Stored data
+ + +
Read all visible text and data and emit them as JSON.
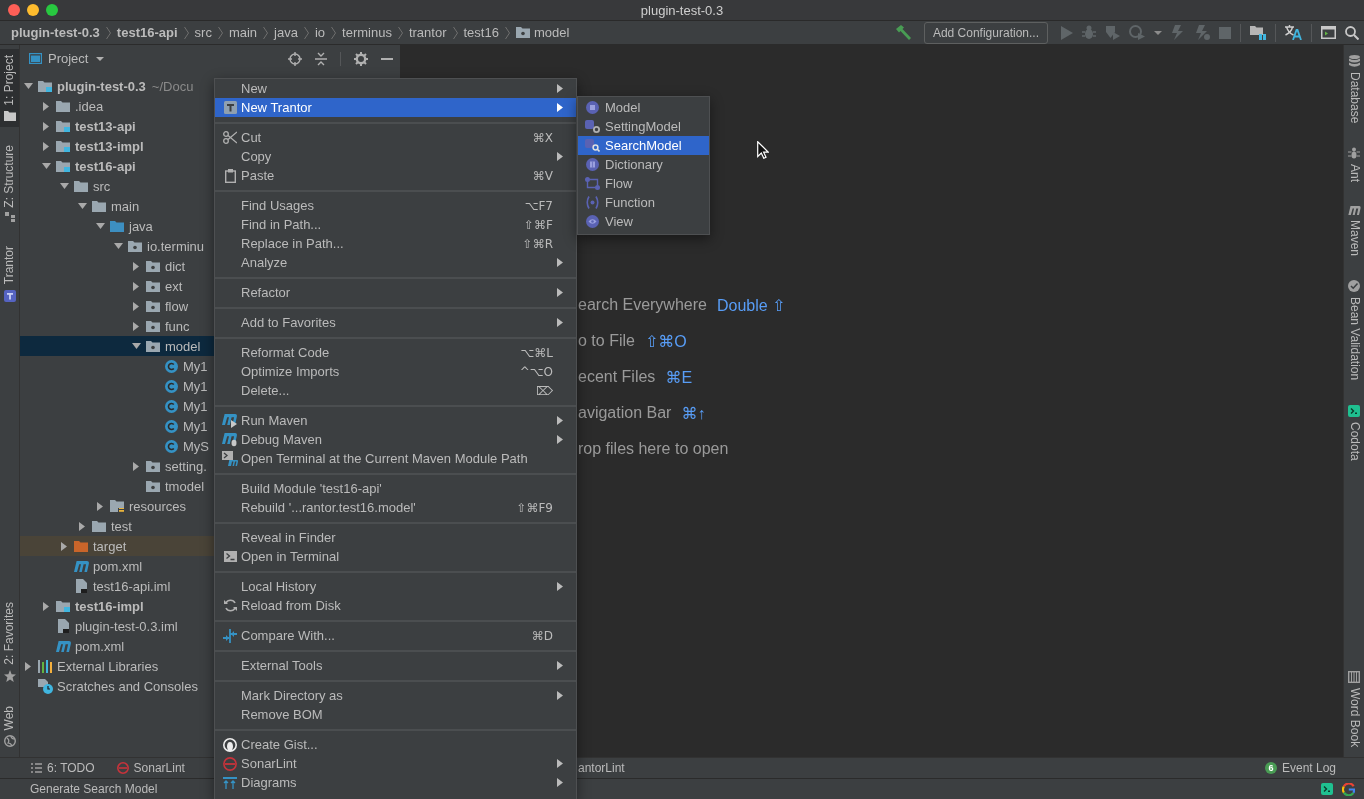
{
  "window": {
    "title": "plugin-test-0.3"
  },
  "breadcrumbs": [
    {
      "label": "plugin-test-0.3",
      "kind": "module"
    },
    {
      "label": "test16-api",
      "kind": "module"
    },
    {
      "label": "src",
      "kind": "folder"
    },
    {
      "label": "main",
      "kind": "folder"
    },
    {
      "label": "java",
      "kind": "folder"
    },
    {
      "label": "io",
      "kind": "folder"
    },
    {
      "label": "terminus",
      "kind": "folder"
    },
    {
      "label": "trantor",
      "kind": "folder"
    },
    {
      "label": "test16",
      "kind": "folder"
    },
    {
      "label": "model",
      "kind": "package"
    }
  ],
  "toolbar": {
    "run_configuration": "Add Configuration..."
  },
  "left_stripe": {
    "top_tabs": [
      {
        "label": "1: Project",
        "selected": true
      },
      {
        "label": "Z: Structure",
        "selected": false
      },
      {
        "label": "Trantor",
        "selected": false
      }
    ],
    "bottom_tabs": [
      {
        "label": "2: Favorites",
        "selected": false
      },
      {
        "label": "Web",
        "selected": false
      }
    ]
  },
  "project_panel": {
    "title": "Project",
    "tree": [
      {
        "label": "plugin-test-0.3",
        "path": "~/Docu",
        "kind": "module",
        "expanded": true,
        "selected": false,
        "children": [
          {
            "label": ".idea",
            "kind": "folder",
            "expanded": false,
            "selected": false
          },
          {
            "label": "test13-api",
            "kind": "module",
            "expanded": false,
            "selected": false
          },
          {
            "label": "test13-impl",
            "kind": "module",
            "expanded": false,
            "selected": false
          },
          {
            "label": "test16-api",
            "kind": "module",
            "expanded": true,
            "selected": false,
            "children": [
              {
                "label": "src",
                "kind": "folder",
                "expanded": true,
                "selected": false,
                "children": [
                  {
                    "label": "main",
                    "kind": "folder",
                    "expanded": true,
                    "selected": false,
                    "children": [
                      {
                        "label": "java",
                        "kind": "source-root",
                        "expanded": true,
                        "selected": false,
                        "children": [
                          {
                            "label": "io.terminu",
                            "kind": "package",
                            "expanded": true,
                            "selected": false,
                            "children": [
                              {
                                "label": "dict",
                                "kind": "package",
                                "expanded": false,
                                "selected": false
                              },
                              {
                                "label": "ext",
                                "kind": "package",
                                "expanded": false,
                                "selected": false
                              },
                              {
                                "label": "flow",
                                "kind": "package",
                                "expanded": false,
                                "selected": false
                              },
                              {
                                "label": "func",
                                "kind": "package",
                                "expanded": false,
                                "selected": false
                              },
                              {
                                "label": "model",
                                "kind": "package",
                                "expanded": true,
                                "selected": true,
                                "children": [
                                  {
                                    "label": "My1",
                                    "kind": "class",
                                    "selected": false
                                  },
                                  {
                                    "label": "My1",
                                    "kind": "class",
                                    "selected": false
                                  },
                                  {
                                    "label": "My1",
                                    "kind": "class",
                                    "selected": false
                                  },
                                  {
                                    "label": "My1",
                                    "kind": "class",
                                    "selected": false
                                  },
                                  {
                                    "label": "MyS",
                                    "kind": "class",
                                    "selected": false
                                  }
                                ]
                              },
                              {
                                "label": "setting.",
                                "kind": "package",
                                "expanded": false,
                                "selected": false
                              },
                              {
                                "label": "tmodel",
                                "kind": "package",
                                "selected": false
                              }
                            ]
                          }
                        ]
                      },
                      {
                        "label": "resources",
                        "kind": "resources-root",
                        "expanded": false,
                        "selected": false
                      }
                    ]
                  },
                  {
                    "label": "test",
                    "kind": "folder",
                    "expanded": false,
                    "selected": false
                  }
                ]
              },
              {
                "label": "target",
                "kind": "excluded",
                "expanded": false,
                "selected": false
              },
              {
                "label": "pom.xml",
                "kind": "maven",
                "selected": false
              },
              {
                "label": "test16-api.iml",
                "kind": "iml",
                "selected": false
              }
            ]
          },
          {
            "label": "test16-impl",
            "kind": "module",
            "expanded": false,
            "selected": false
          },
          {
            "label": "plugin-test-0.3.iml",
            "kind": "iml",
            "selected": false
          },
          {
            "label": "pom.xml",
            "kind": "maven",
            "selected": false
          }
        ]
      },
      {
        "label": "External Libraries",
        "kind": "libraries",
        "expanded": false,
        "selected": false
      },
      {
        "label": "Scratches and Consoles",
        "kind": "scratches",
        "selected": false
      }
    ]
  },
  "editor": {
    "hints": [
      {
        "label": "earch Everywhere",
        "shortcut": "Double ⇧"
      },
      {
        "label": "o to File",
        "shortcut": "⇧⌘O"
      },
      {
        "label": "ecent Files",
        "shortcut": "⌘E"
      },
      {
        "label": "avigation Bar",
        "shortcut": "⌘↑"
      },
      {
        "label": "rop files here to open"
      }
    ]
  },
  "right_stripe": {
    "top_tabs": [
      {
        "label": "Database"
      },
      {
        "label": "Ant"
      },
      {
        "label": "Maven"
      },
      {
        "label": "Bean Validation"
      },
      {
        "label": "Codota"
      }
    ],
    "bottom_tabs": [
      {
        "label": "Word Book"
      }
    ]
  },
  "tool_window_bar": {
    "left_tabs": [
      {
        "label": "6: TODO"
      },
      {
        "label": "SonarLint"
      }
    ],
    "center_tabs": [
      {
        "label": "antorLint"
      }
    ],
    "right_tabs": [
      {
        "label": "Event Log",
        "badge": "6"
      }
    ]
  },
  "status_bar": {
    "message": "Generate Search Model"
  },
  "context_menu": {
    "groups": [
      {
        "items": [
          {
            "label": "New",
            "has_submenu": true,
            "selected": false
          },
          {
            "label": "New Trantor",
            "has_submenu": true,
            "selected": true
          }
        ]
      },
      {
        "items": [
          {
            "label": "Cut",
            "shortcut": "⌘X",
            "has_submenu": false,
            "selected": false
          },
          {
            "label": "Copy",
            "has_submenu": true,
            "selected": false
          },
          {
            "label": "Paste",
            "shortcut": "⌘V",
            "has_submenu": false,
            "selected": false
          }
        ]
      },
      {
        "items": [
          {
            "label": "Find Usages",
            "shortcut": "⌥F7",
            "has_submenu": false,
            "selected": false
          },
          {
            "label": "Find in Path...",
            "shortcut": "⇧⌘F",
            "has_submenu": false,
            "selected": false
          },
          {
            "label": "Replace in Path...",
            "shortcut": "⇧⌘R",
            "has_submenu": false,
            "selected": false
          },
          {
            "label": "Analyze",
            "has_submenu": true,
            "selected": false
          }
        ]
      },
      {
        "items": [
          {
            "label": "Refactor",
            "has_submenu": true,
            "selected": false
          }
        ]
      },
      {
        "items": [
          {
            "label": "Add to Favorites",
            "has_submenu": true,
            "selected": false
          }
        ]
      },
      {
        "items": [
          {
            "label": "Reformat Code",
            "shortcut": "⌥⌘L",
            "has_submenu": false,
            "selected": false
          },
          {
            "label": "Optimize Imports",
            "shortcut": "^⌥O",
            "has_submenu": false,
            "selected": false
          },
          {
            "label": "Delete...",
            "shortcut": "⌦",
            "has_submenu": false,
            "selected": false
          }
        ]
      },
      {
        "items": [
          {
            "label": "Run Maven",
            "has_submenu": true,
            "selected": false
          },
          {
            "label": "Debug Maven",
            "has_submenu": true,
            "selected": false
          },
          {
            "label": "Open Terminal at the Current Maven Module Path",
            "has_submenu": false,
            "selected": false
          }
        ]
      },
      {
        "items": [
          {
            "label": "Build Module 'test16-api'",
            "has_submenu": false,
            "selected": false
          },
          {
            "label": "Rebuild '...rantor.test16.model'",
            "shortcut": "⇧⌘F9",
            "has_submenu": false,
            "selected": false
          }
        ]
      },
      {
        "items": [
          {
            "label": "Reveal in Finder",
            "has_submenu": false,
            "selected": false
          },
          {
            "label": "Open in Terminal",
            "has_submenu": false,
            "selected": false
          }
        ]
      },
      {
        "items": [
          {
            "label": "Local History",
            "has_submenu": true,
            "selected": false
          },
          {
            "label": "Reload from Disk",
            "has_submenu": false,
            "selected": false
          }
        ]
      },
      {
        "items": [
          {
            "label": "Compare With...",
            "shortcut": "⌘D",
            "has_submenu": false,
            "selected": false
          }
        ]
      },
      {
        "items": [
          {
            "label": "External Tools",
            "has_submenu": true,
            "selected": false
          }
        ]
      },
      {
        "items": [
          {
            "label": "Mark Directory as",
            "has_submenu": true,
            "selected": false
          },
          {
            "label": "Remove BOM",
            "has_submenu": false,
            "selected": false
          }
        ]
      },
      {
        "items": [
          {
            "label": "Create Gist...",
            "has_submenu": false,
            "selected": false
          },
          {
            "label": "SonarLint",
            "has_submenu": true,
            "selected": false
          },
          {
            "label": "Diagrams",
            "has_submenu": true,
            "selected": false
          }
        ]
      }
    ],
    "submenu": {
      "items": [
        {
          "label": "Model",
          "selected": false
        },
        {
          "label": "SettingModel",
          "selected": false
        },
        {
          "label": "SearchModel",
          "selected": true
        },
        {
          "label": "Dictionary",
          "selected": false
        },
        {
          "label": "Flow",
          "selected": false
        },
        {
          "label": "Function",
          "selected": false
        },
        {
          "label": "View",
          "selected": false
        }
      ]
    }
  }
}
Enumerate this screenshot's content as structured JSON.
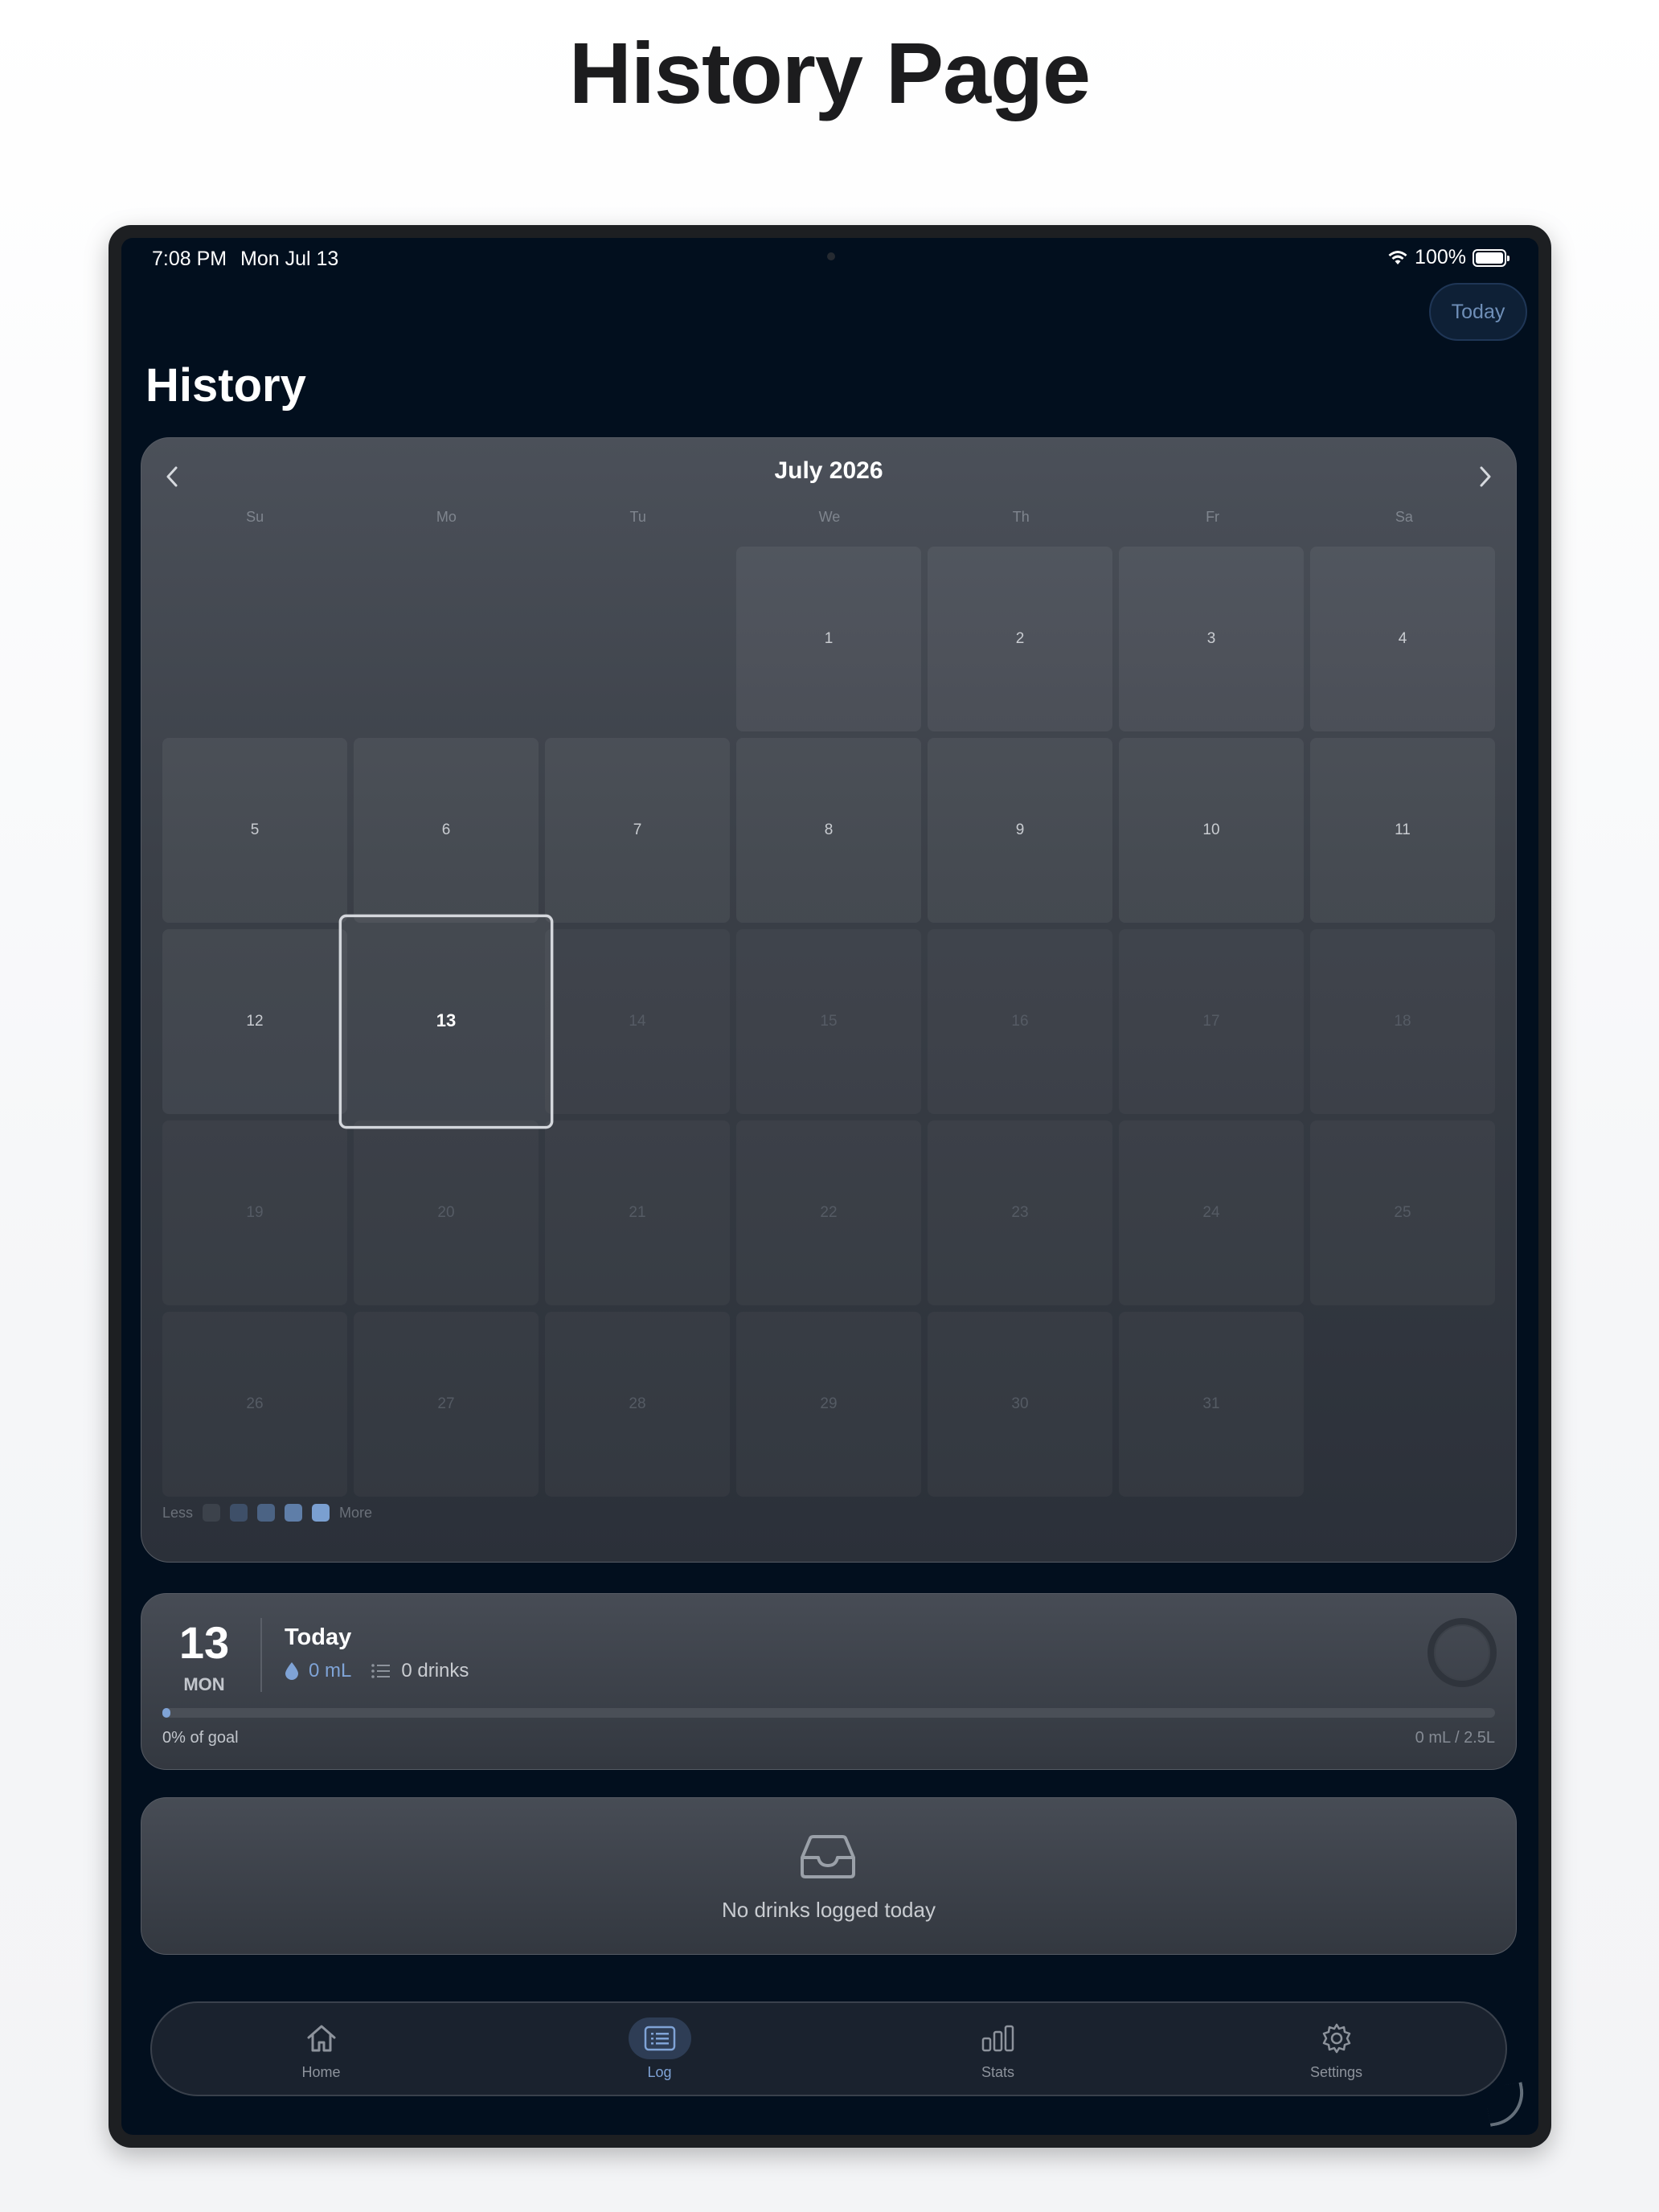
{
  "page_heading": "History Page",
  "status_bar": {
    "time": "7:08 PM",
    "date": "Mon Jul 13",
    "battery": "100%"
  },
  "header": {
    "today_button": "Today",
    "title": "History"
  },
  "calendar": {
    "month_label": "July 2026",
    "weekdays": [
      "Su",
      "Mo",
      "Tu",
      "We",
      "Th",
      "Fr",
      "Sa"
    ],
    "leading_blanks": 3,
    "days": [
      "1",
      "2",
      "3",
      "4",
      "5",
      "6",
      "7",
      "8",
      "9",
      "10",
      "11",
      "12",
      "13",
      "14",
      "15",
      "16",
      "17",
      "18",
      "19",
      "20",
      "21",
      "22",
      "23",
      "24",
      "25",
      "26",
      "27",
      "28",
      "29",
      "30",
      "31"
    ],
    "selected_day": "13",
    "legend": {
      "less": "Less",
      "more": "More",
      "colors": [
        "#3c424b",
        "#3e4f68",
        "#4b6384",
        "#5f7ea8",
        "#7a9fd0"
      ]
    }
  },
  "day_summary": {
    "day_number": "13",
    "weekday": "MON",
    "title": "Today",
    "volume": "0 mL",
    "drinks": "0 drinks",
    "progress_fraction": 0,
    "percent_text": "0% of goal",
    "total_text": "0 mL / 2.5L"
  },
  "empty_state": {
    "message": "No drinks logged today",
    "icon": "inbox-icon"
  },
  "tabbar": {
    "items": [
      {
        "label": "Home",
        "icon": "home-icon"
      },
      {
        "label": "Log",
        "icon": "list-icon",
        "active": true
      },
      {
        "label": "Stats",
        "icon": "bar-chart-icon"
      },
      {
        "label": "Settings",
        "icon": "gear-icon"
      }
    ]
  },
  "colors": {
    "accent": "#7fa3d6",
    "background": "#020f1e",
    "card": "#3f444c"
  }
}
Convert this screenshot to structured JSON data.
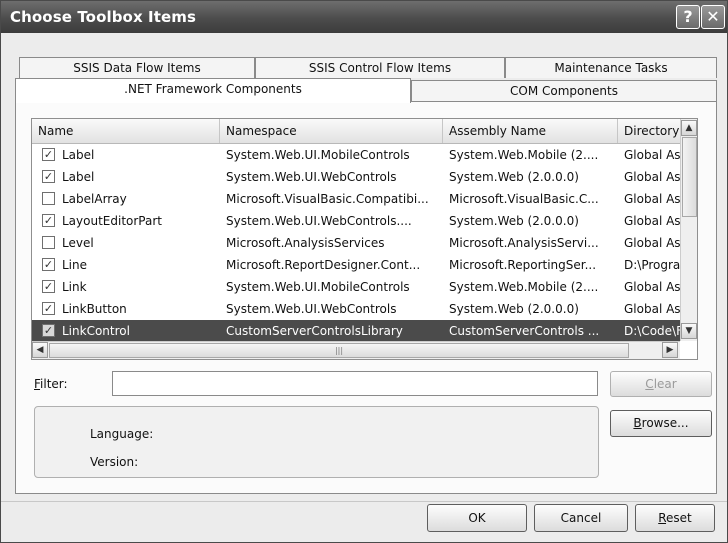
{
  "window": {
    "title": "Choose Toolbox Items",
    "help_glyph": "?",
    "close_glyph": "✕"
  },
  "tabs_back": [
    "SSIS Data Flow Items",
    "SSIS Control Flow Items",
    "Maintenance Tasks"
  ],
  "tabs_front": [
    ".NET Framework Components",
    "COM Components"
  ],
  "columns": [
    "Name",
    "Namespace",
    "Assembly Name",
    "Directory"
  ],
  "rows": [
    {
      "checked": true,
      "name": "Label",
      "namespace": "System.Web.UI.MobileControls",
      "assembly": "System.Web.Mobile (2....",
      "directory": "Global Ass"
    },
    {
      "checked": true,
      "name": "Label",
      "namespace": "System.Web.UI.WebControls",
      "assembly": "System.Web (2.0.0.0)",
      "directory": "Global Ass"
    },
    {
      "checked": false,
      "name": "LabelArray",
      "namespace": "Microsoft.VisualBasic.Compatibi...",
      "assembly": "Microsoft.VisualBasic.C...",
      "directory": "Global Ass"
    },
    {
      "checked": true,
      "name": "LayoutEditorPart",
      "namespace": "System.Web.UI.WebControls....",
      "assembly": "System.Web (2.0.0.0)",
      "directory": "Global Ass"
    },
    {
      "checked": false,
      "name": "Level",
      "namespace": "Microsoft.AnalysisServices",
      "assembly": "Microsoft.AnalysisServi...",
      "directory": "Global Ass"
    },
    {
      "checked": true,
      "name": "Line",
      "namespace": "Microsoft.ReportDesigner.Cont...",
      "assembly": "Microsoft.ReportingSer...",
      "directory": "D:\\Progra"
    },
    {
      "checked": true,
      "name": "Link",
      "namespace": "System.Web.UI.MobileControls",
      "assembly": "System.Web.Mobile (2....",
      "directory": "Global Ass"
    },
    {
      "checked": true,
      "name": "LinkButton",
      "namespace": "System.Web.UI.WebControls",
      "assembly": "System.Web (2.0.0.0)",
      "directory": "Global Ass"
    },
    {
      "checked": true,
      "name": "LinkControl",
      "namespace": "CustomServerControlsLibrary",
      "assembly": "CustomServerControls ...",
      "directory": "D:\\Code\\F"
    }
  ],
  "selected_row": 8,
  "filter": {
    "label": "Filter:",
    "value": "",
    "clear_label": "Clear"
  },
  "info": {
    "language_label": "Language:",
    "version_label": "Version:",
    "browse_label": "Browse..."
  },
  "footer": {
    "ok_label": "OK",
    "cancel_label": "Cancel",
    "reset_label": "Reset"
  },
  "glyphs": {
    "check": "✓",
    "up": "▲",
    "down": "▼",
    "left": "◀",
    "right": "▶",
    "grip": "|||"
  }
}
+ + +
■ **Aim**
Locate all lines that include the word "JSON" and copy them out.

■ **Expected answer**
Read all visible text and data and emit them as JSON.
Enumerate this screenshot's content as structured JSON.
Convert this screenshot to structured JSON data.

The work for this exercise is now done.